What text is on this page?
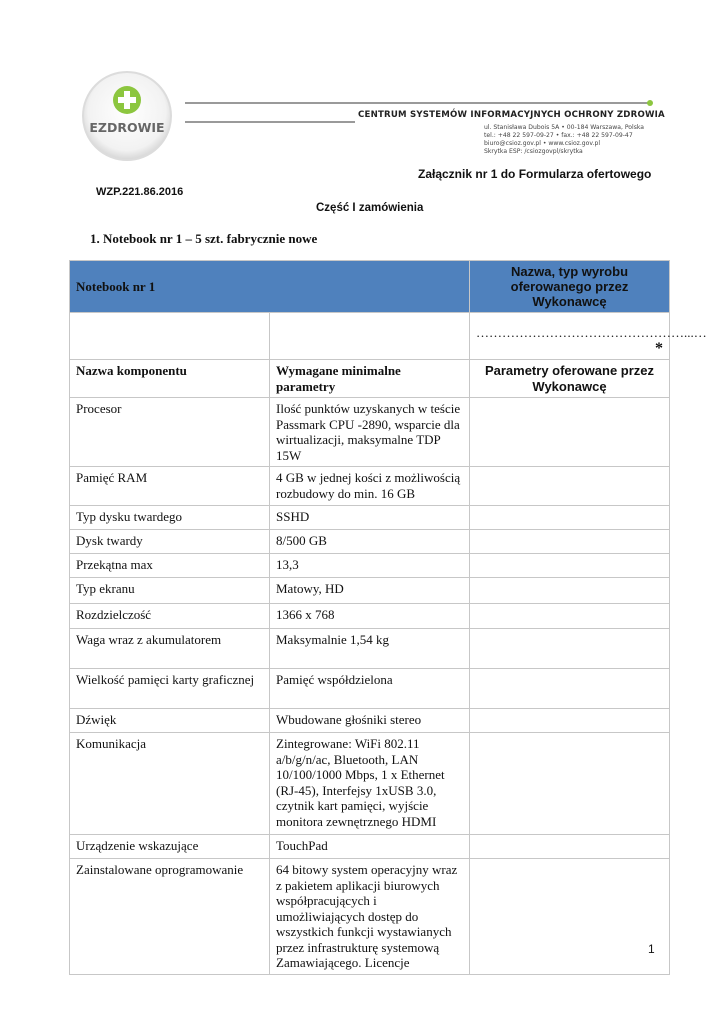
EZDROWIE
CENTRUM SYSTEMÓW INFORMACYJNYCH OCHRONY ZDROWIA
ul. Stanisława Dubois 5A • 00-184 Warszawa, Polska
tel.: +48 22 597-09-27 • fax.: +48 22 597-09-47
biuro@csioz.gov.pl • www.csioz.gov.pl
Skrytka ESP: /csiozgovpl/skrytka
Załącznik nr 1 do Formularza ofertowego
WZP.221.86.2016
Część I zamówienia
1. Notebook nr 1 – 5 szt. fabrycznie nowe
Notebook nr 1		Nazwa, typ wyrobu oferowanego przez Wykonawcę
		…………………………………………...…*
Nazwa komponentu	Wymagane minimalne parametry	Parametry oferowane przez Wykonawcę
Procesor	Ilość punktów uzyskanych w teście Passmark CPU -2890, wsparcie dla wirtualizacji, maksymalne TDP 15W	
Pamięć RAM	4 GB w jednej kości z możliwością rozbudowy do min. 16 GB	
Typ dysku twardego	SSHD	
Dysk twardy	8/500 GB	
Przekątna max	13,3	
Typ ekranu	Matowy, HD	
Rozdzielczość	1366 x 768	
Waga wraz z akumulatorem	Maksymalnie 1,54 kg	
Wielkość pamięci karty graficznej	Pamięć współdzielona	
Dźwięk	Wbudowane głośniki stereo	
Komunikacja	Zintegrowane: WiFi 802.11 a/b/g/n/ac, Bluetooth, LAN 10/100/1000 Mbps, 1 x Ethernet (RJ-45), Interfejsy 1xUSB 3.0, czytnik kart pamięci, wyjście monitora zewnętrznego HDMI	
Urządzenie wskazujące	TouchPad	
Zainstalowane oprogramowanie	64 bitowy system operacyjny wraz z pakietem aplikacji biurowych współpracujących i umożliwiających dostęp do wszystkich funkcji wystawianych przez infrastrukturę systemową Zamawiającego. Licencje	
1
○ ○ ○ ○ ○
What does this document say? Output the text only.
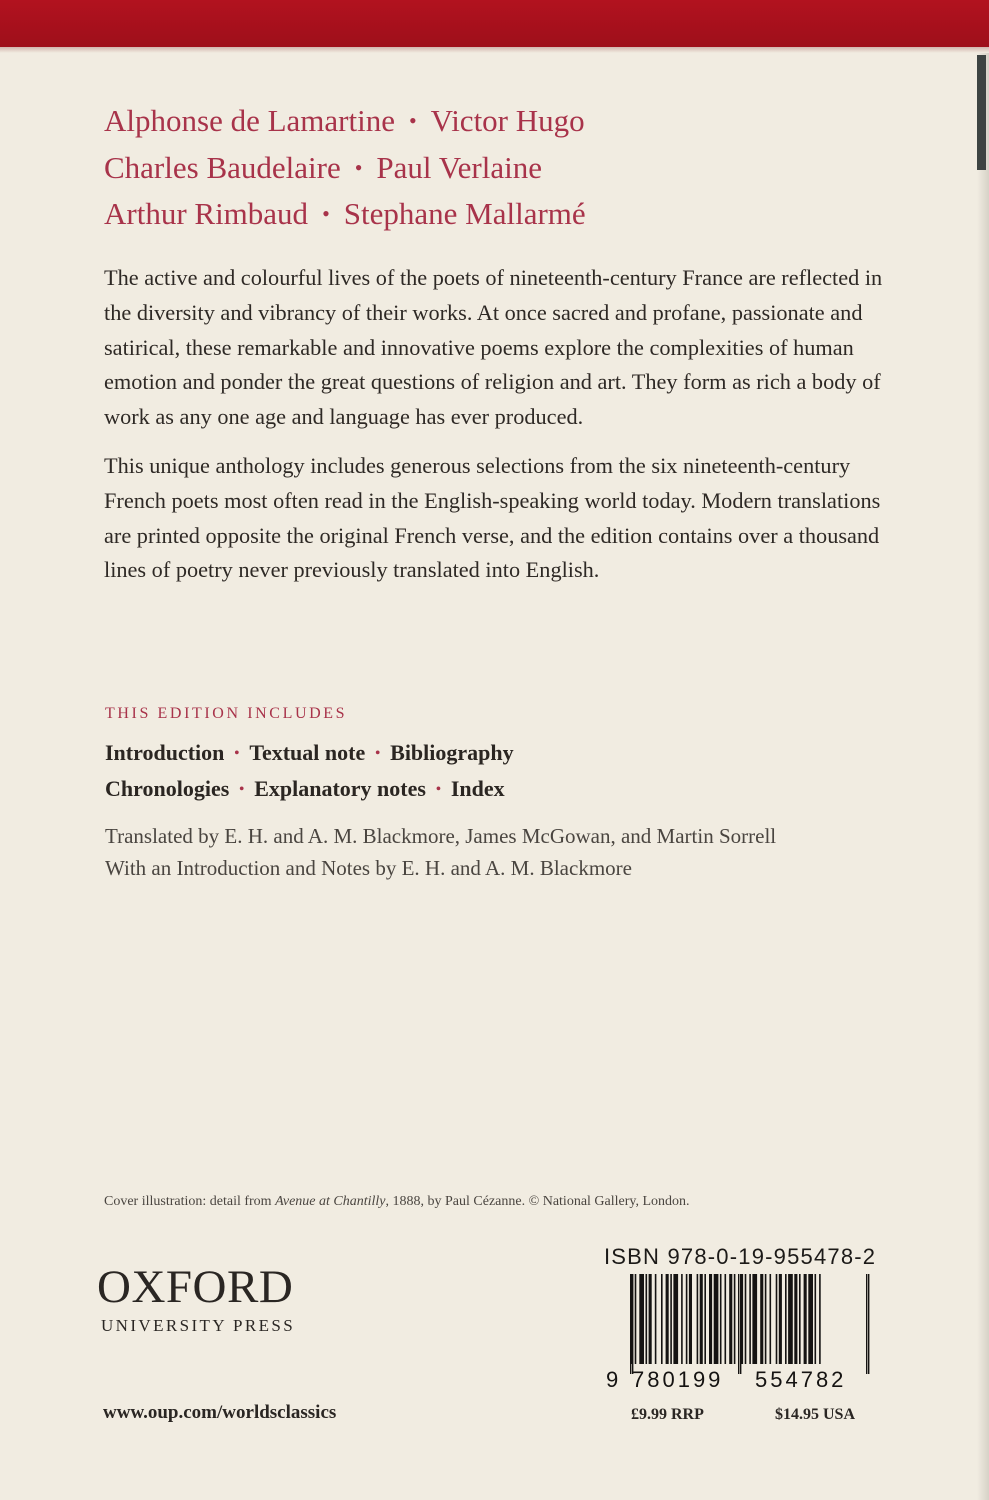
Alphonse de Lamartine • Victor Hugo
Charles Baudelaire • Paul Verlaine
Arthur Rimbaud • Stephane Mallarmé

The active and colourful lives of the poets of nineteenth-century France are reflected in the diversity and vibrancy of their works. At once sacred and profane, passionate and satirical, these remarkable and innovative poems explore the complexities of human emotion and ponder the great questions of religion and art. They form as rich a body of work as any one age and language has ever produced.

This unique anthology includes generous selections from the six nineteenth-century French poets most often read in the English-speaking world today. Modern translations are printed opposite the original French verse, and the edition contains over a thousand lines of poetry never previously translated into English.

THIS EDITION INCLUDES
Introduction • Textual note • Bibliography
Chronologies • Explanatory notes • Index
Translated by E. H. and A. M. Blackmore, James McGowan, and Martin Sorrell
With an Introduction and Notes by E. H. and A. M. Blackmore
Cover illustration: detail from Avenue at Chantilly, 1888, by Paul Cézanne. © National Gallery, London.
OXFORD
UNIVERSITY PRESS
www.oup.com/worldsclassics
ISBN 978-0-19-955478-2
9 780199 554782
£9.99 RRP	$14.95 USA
○ ○ ○ ○ ○
▸ **Problem details**:
Consider the entries above and return each line with the string "Wykonawcę".

▸ **Answer for this exercise**:
Notebook nr 1		Nazwa, typ wyrobu oferowanego przez Wykonawcę
Nazwa komponentu	Wymagane minimalne parametry	Parametry oferowane przez Wykonawcę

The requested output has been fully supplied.